Exercises.
(a) Retype the passage of the speech on the Strikes Bill from "(1 year, 3 months ago)" to "(Liverpool, Wavertree) (Lab)", matching it word for word.
(b) Write what comes next in the speech on the Strikes Bill, picking up after its last sentence.

Exercise text.
━━━━━━━━━━━━━━━━

Strikes (Minimum Service Levels) Bill

Paula Barker Excerpts
2nd reading
Monday 16th January 2023

(1 year, 3 months ago)

Commons Chamber
Read Full debate Strikes (Minimum Service Levels) Act 2023 Read Hansard Text Watch Debate Read Debate Ministerial Extracts
Paula Barker Portrait Paula Barker (Liverpool, Wavertree) (Lab)
- View Speech - Hansard - -

I refer Members to my entry in the Register of Members’ Financial Interests. I am a proud union member and I was a trade union official before entering this place.

After 13 years of Conservative Government, life for ordinary people in this country has got harder. This country is again an outlier on workers’ rights, and has been for some time. What a sad indictment of a Government who purport to be a standard bearer of democratic rights in defence of a free society. This legislation, amounting to yet another brazen attack on an already fragile settlement for workers in this country, flies in the face of the basic liberty to withdraw one’s labour. This legislation does not protect the public—quite the opposite. This Bill, hastily put together, is incoherent and unworkable, and I am sure that in time it will prove unlawful.

━━━━━━━━━━━━━━━━

Given records.

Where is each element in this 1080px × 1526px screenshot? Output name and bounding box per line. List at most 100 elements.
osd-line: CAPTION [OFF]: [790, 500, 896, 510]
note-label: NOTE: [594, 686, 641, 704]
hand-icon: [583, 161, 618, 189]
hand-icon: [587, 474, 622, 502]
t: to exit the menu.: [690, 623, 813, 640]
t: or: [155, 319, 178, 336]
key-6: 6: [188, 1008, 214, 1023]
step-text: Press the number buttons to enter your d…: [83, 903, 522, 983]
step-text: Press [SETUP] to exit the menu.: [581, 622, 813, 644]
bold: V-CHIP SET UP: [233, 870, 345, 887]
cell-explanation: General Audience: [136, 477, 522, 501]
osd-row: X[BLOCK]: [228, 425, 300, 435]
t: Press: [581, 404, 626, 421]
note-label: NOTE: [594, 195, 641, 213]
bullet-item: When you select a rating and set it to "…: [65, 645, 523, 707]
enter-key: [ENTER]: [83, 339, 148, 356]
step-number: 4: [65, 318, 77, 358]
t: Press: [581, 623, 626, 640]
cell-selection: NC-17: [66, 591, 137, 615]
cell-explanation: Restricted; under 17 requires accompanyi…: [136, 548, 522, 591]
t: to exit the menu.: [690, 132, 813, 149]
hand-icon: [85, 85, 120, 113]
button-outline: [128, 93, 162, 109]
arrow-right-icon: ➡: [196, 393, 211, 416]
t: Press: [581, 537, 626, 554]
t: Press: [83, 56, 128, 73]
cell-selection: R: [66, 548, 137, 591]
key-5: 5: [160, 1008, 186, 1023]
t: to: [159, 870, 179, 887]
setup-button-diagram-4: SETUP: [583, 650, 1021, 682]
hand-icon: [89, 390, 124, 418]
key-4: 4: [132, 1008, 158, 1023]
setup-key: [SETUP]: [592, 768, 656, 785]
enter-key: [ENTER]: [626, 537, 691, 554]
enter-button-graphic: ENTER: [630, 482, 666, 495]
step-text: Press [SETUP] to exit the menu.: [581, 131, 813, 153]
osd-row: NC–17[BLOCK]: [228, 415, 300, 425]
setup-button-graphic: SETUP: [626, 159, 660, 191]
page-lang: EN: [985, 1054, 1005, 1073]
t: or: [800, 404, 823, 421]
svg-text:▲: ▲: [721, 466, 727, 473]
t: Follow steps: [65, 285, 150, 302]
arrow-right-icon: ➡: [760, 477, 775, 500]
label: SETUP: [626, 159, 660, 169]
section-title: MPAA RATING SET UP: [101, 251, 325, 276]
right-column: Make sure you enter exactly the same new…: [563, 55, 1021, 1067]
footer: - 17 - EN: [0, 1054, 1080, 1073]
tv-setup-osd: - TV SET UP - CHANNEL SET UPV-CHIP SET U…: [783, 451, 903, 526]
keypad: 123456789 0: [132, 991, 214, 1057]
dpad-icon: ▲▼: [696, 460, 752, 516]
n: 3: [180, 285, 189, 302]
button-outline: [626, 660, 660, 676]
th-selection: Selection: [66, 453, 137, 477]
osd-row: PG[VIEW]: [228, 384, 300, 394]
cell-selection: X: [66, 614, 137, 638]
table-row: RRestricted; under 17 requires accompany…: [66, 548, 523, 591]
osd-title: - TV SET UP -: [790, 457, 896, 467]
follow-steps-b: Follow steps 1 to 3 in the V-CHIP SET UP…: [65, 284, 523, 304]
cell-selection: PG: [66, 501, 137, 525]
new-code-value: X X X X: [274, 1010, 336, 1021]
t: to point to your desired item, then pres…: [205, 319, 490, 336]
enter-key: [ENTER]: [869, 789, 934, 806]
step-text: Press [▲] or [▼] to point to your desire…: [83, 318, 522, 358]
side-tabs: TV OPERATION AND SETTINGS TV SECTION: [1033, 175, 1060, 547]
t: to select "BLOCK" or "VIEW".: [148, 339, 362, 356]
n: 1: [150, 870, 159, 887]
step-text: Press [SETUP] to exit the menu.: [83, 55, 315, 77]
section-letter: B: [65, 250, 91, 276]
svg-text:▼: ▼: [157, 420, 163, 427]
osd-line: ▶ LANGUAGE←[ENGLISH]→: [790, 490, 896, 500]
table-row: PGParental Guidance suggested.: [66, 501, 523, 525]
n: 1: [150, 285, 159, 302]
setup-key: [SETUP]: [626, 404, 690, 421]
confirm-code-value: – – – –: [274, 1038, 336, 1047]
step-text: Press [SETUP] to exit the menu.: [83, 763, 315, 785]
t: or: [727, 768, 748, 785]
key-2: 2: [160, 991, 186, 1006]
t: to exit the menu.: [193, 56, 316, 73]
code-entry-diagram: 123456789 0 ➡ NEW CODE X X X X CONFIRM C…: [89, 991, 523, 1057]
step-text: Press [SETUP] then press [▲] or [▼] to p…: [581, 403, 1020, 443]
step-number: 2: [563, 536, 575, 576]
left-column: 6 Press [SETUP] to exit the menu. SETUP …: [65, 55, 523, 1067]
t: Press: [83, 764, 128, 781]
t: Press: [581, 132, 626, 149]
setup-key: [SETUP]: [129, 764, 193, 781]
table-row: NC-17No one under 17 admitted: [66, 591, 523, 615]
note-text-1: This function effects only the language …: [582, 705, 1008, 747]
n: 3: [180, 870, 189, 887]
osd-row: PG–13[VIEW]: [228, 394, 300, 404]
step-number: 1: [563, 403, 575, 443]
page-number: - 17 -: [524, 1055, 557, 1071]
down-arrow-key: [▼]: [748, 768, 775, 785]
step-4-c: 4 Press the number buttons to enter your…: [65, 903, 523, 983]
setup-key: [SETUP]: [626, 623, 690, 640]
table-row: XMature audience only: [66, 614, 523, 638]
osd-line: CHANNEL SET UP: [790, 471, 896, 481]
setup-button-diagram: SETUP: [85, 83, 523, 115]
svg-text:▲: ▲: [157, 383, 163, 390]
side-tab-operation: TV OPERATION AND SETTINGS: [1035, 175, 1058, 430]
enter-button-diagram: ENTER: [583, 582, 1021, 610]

━━━━━━━━━━━━━━━━

Your responses.
(a)
(1 year, 3 months ago)

Commons Chamber
Read Full debate Strikes (Minimum Service Levels) Act 2023 Read Hansard Text Watch Debate Read Debate Ministerial Extracts
Paula Barker Portrait Paula Barker (Liverpool, Wavertree) (Lab)

(b)
This bosses’ charter will make it easier to sack workers across several sectors: our paramedics, firefighters, nurses, train guards and many more. It will not make those workplaces safer. Key workers are demanding a decent settlement amid an economic crisis they had no part in creating. Those workers received the adulation and applause from Conservative Ministers throughout the pandemic, only to be abandoned, threatened and dehumanised when the going got tough. I will oppose this Bill with every fibre of my being.

It was the trade union movement that delivered the weekend, paid holidays, paid sick leave, equal pay, maternity and paternity rights, and the minimum wage. Our collective role now in Labour is to defend the trade unions, provide a voice for their members and our constituents in this place, and prevent this latest attack on our communities. If Conservative Members want to know how Labour would resolve these disputes, they should tell their leader to call a general election and we will soon find out.